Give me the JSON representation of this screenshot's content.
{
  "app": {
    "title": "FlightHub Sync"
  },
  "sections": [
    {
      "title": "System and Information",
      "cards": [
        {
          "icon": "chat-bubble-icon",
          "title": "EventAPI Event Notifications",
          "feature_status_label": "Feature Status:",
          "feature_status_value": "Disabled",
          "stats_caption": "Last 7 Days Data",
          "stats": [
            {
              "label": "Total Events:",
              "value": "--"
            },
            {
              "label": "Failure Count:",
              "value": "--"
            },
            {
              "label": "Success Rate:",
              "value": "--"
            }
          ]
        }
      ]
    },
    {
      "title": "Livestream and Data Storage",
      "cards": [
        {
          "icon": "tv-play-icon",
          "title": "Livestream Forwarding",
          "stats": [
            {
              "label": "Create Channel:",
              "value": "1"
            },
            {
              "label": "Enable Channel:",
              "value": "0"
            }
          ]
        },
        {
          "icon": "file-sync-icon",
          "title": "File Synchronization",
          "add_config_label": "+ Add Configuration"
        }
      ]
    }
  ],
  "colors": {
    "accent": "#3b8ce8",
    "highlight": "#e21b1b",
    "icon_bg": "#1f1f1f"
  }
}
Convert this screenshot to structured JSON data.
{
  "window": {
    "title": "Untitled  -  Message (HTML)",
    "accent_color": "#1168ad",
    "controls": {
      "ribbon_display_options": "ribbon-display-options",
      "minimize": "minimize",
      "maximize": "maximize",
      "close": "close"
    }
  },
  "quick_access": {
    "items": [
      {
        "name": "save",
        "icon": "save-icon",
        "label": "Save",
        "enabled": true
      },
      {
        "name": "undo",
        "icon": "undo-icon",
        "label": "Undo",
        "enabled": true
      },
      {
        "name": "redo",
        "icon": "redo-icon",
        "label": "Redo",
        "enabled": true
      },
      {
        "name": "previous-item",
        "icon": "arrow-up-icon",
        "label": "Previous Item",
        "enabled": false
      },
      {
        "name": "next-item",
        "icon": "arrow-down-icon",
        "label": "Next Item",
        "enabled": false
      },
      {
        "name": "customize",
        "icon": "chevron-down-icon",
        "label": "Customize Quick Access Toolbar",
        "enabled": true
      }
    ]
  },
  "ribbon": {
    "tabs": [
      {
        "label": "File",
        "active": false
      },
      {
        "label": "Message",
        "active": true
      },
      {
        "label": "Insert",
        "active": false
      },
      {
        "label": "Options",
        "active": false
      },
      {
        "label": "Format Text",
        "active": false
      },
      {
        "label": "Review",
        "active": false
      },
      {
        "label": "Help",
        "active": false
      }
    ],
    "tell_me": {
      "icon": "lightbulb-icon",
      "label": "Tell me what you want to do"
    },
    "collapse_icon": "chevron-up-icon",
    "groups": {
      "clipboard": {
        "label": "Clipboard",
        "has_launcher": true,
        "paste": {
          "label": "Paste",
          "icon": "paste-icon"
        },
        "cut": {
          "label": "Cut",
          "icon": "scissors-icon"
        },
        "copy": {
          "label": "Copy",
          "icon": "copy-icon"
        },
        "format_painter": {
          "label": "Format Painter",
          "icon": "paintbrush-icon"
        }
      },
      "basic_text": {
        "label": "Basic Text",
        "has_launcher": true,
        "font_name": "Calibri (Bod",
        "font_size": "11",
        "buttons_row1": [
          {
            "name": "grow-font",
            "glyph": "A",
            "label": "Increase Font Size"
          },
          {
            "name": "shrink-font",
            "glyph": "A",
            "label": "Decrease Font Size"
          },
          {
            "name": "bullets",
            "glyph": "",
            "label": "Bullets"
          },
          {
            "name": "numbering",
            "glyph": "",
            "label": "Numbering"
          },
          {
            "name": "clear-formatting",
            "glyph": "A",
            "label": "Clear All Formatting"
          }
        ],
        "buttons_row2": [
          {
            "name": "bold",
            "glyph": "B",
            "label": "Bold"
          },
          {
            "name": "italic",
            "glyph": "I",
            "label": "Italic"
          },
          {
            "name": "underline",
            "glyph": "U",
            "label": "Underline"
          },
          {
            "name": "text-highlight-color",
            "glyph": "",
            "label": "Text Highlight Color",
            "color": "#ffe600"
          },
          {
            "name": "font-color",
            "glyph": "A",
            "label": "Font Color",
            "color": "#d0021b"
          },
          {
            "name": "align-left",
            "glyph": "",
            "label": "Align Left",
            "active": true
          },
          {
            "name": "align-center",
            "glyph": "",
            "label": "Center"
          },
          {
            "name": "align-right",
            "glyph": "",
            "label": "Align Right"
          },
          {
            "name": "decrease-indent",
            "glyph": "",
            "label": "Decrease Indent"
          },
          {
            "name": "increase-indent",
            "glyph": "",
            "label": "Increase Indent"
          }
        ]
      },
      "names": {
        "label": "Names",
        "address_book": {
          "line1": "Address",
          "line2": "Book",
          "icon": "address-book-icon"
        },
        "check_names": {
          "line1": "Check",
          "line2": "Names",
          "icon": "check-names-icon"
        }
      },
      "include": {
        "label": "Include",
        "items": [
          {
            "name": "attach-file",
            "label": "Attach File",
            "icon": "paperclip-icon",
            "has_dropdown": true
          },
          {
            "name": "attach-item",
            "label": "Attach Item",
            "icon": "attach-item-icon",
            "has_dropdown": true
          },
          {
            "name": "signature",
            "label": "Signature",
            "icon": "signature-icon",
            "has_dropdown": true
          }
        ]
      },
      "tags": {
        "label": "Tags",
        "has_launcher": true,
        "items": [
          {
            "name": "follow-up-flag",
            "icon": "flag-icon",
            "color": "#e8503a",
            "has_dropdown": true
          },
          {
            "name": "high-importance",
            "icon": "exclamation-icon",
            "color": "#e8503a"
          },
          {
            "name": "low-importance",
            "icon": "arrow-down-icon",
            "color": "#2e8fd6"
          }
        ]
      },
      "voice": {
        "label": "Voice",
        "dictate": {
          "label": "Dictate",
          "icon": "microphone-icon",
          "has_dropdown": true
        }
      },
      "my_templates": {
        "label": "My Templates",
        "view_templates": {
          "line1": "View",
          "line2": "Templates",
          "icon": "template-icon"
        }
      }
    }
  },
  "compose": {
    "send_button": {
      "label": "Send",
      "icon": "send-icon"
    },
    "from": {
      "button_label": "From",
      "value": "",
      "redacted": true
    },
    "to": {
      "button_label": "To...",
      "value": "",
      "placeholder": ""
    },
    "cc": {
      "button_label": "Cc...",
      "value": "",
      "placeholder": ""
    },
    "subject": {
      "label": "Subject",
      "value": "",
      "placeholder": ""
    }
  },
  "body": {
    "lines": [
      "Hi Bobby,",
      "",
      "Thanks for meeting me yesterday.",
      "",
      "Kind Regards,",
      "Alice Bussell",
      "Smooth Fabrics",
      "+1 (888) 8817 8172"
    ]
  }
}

#### [REQUIREMENT]
Return every record, word for word.

#### [FINISHED ANSWER]
Give me the JSON representation of this screenshot's content.
{
  "app": {
    "title": "FlightHub Sync"
  },
  "sections": [
    {
      "title": "System and Information",
      "cards": [
        {
          "icon": "chat-bubble-icon",
          "title": "EventAPI Event Notifications",
          "feature_status_label": "Feature Status:",
          "feature_status_value": "Disabled",
          "stats_caption": "Last 7 Days Data",
          "stats": [
            {
              "label": "Total Events:",
              "value": "--"
            },
            {
              "label": "Failure Count:",
              "value": "--"
            },
            {
              "label": "Success Rate:",
              "value": "--"
            }
          ]
        }
      ]
    },
    {
      "title": "Livestream and Data Storage",
      "cards": [
        {
          "icon": "tv-play-icon",
          "title": "Livestream Forwarding",
          "stats": [
            {
              "label": "Create Channel:",
              "value": "1"
            },
            {
              "label": "Enable Channel:",
              "value": "0"
            }
          ]
        },
        {
          "icon": "file-sync-icon",
          "title": "File Synchronization",
          "add_config_label": "+ Add Configuration"
        }
      ]
    }
  ],
  "colors": {
    "accent": "#3b8ce8",
    "highlight": "#e21b1b",
    "icon_bg": "#1f1f1f"
  }
}
Convert this screenshot to structured JSON data.
{
  "window": {
    "title": "Untitled  -  Message (HTML)",
    "accent_color": "#1168ad",
    "controls": {
      "ribbon_display_options": "ribbon-display-options",
      "minimize": "minimize",
      "maximize": "maximize",
      "close": "close"
    }
  },
  "quick_access": {
    "items": [
      {
        "name": "save",
        "icon": "save-icon",
        "label": "Save",
        "enabled": true
      },
      {
        "name": "undo",
        "icon": "undo-icon",
        "label": "Undo",
        "enabled": true
      },
      {
        "name": "redo",
        "icon": "redo-icon",
        "label": "Redo",
        "enabled": true
      },
      {
        "name": "previous-item",
        "icon": "arrow-up-icon",
        "label": "Previous Item",
        "enabled": false
      },
      {
        "name": "next-item",
        "icon": "arrow-down-icon",
        "label": "Next Item",
        "enabled": false
      },
      {
        "name": "customize",
        "icon": "chevron-down-icon",
        "label": "Customize Quick Access Toolbar",
        "enabled": true
      }
    ]
  },
  "ribbon": {
    "tabs": [
      {
        "label": "File",
        "active": false
      },
      {
        "label": "Message",
        "active": true
      },
      {
        "label": "Insert",
        "active": false
      },
      {
        "label": "Options",
        "active": false
      },
      {
        "label": "Format Text",
        "active": false
      },
      {
        "label": "Review",
        "active": false
      },
      {
        "label": "Help",
        "active": false
      }
    ],
    "tell_me": {
      "icon": "lightbulb-icon",
      "label": "Tell me what you want to do"
    },
    "collapse_icon": "chevron-up-icon",
    "groups": {
      "clipboard": {
        "label": "Clipboard",
        "has_launcher": true,
        "paste": {
          "label": "Paste",
          "icon": "paste-icon"
        },
        "cut": {
          "label": "Cut",
          "icon": "scissors-icon"
        },
        "copy": {
          "label": "Copy",
          "icon": "copy-icon"
        },
        "format_painter": {
          "label": "Format Painter",
          "icon": "paintbrush-icon"
        }
      },
      "basic_text": {
        "label": "Basic Text",
        "has_launcher": true,
        "font_name": "Calibri (Bod",
        "font_size": "11",
        "buttons_row1": [
          {
            "name": "grow-font",
            "glyph": "A",
            "label": "Increase Font Size"
          },
          {
            "name": "shrink-font",
            "glyph": "A",
            "label": "Decrease Font Size"
          },
          {
            "name": "bullets",
            "glyph": "",
            "label": "Bullets"
          },
          {
            "name": "numbering",
            "glyph": "",
            "label": "Numbering"
          },
          {
            "name": "clear-formatting",
            "glyph": "A",
            "label": "Clear All Formatting"
          }
        ],
        "buttons_row2": [
          {
            "name": "bold",
            "glyph": "B",
            "label": "Bold"
          },
          {
            "name": "italic",
            "glyph": "I",
            "label": "Italic"
          },
          {
            "name": "underline",
            "glyph": "U",
            "label": "Underline"
          },
          {
            "name": "text-highlight-color",
            "glyph": "",
            "label": "Text Highlight Color",
            "color": "#ffe600"
          },
          {
            "name": "font-color",
            "glyph": "A",
            "label": "Font Color",
            "color": "#d0021b"
          },
          {
            "name": "align-left",
            "glyph": "",
            "label": "Align Left",
            "active": true
          },
          {
            "name": "align-center",
            "glyph": "",
            "label": "Center"
          },
          {
            "name": "align-right",
            "glyph": "",
            "label": "Align Right"
          },
          {
            "name": "decrease-indent",
            "glyph": "",
            "label": "Decrease Indent"
          },
          {
            "name": "increase-indent",
            "glyph": "",
            "label": "Increase Indent"
          }
        ]
      },
      "names": {
        "label": "Names",
        "address_book": {
          "line1": "Address",
          "line2": "Book",
          "icon": "address-book-icon"
        },
        "check_names": {
          "line1": "Check",
          "line2": "Names",
          "icon": "check-names-icon"
        }
      },
      "include": {
        "label": "Include",
        "items": [
          {
            "name": "attach-file",
            "label": "Attach File",
            "icon": "paperclip-icon",
            "has_dropdown": true
          },
          {
            "name": "attach-item",
            "label": "Attach Item",
            "icon": "attach-item-icon",
            "has_dropdown": true
          },
          {
            "name": "signature",
            "label": "Signature",
            "icon": "signature-icon",
            "has_dropdown": true
          }
        ]
      },
      "tags": {
        "label": "Tags",
        "has_launcher": true,
        "items": [
          {
            "name": "follow-up-flag",
            "icon": "flag-icon",
            "color": "#e8503a",
            "has_dropdown": true
          },
          {
            "name": "high-importance",
            "icon": "exclamation-icon",
            "color": "#e8503a"
          },
          {
            "name": "low-importance",
            "icon": "arrow-down-icon",
            "color": "#2e8fd6"
          }
        ]
      },
      "voice": {
        "label": "Voice",
        "dictate": {
          "label": "Dictate",
          "icon": "microphone-icon",
          "has_dropdown": true
        }
      },
      "my_templates": {
        "label": "My Templates",
        "view_templates": {
          "line1": "View",
          "line2": "Templates",
          "icon": "template-icon"
        }
      }
    }
  },
  "compose": {
    "send_button": {
      "label": "Send",
      "icon": "send-icon"
    },
    "from": {
      "button_label": "From",
      "value": "",
      "redacted": true
    },
    "to": {
      "button_label": "To...",
      "value": "",
      "placeholder": ""
    },
    "cc": {
      "button_label": "Cc...",
      "value": "",
      "placeholder": ""
    },
    "subject": {
      "label": "Subject",
      "value": "",
      "placeholder": ""
    }
  },
  "body": {
    "lines": [
      "Hi Bobby,",
      "",
      "Thanks for meeting me yesterday.",
      "",
      "Kind Regards,",
      "Alice Bussell",
      "Smooth Fabrics",
      "+1 (888) 8817 8172"
    ]
  }
}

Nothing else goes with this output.